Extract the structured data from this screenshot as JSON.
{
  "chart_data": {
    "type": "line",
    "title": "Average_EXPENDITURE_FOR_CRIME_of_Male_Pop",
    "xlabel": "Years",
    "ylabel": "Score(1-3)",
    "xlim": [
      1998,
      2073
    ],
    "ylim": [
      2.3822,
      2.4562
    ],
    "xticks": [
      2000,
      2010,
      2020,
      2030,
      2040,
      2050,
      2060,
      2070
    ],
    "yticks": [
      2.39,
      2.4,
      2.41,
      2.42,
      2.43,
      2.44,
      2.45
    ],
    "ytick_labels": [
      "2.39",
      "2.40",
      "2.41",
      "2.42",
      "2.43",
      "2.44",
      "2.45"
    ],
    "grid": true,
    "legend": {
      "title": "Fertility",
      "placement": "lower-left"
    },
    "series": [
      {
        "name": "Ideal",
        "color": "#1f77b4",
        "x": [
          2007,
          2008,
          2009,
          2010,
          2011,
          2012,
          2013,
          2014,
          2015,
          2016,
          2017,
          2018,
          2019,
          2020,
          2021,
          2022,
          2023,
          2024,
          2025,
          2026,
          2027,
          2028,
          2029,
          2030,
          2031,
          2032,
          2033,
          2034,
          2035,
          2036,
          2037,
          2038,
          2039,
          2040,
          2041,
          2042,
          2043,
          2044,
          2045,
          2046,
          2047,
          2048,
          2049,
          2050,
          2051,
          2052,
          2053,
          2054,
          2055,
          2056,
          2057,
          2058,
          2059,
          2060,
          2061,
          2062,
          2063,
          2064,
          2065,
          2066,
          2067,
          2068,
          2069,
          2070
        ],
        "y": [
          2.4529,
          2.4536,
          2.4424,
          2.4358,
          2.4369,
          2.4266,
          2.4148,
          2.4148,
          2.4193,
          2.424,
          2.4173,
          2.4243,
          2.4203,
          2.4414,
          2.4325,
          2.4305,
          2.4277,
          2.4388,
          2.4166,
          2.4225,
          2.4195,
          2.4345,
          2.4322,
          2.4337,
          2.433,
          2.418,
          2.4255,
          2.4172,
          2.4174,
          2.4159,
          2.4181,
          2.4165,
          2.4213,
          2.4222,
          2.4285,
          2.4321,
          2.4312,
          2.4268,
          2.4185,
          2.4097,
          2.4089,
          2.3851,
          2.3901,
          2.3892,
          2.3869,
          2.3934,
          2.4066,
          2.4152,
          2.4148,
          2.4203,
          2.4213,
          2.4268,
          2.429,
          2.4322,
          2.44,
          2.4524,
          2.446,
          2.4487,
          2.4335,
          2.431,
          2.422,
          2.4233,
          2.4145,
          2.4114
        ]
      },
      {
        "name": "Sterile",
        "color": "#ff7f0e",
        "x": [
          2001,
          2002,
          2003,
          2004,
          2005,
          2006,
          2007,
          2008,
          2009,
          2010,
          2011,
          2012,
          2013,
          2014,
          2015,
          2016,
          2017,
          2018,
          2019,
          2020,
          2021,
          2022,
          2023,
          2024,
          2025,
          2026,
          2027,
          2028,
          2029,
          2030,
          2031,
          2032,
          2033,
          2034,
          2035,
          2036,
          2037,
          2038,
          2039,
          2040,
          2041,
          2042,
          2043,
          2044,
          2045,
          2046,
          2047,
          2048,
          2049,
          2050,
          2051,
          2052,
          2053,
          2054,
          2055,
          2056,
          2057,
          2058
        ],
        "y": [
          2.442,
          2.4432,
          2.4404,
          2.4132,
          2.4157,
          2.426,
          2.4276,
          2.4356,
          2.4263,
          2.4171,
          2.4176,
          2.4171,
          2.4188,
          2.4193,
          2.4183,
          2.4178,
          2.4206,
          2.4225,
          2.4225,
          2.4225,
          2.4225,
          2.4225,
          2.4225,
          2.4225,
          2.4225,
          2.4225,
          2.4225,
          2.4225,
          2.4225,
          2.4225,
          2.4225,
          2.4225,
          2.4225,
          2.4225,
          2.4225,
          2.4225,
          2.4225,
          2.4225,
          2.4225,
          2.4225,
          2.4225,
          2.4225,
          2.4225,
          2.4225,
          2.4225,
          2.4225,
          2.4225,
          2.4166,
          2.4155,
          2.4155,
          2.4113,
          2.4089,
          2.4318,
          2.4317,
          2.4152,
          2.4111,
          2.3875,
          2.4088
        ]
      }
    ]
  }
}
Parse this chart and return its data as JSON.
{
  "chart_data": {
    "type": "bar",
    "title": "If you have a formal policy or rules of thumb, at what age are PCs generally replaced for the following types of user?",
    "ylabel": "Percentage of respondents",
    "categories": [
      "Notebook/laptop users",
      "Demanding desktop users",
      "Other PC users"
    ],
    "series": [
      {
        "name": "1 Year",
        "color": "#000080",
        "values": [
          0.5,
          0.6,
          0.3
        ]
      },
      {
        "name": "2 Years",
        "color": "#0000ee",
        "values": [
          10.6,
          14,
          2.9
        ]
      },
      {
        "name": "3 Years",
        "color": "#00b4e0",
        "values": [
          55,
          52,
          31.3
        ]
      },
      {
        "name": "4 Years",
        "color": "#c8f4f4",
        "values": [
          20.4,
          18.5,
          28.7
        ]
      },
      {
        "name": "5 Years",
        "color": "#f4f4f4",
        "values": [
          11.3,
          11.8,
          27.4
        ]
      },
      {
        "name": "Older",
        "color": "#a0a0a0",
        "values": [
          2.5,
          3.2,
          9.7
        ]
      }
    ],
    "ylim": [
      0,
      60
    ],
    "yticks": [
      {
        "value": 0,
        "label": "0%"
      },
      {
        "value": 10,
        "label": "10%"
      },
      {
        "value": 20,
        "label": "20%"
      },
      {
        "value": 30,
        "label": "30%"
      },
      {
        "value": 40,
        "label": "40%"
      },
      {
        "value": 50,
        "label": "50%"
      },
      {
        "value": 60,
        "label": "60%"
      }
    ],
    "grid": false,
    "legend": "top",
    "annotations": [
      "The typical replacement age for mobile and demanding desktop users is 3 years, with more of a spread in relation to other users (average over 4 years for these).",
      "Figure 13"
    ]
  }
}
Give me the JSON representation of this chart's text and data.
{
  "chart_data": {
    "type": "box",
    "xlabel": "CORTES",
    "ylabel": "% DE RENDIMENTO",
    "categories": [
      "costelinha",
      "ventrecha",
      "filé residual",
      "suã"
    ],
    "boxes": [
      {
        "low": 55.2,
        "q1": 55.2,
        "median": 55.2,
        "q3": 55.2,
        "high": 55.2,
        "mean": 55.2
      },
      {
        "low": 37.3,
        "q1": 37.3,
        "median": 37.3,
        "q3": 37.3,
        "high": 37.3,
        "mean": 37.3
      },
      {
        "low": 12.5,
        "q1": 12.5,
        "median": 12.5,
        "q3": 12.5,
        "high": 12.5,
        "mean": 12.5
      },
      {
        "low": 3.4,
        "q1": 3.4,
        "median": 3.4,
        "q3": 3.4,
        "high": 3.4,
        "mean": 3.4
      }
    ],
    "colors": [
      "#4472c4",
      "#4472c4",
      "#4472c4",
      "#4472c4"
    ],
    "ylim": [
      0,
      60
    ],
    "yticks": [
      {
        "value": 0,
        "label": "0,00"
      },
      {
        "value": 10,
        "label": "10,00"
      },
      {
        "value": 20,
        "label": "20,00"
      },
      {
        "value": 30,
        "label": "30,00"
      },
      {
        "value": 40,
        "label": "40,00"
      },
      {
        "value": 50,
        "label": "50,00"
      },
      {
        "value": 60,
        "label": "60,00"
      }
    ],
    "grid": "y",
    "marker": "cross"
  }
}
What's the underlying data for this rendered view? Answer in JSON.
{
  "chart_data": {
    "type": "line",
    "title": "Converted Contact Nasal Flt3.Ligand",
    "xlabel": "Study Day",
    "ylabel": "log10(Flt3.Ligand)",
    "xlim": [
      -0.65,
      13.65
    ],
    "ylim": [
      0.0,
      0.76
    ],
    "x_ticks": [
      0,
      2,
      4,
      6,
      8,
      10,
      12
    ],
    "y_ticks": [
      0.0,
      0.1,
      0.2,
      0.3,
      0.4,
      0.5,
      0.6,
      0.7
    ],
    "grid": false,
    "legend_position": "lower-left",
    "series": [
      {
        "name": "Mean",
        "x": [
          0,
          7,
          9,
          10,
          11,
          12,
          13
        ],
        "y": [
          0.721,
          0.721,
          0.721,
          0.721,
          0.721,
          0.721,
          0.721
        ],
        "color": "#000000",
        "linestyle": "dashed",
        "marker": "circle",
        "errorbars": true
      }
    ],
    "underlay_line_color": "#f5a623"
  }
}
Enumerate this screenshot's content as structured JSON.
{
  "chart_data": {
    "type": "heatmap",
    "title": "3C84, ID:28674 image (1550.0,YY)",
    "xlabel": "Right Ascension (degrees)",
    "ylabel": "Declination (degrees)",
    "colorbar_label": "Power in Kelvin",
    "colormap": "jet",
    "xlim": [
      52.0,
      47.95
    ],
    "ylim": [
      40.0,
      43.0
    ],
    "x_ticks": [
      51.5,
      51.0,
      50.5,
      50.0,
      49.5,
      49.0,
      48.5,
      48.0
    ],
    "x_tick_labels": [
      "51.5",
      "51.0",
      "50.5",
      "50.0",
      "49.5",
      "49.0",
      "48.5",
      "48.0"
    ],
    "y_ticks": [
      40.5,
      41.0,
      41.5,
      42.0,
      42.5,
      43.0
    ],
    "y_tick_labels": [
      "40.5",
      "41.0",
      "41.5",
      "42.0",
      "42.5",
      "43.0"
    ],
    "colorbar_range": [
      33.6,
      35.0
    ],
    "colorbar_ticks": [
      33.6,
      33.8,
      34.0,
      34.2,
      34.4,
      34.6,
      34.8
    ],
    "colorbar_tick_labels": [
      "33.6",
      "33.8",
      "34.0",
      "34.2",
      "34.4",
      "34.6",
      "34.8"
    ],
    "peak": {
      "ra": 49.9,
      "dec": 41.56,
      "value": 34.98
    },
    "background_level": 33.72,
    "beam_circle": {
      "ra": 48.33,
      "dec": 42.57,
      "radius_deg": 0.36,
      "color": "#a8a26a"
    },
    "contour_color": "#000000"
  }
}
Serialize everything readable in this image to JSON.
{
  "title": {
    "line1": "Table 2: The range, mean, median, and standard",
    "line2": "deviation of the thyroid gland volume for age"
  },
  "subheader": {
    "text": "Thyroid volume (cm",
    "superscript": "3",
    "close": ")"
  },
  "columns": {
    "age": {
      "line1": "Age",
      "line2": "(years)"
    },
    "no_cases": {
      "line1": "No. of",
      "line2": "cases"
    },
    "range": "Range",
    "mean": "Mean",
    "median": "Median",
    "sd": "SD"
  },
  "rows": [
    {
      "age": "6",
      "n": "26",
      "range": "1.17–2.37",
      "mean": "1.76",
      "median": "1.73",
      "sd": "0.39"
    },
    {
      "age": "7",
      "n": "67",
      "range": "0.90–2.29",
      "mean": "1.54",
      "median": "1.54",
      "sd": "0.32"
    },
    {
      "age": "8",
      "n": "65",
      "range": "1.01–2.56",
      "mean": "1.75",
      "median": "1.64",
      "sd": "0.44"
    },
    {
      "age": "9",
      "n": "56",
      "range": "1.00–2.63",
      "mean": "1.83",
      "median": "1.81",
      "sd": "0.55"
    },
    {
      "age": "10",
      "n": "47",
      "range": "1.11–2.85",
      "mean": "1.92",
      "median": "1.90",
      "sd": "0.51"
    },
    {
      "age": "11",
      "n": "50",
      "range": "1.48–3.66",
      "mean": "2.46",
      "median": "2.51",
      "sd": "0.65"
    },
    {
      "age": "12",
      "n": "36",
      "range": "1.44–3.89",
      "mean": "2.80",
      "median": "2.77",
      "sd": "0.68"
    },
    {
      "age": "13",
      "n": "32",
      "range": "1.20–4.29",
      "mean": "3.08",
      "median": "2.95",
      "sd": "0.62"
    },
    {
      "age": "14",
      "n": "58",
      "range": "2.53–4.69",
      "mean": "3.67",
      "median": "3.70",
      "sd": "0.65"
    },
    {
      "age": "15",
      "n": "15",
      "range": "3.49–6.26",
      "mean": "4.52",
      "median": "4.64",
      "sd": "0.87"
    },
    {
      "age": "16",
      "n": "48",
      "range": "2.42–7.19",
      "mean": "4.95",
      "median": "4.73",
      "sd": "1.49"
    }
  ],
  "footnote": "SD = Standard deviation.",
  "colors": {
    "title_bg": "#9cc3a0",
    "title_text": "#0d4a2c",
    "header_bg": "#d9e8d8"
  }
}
■ ■ ■
» Goal of the exercise: Pull out the lines above in which the word "xlabel" appears.

» Result below:
    "xlabel": "Years",
    "xlabel": "CORTES",
    "xlabel": "Study Day",
    "xlabel": "Right Ascension (degrees)",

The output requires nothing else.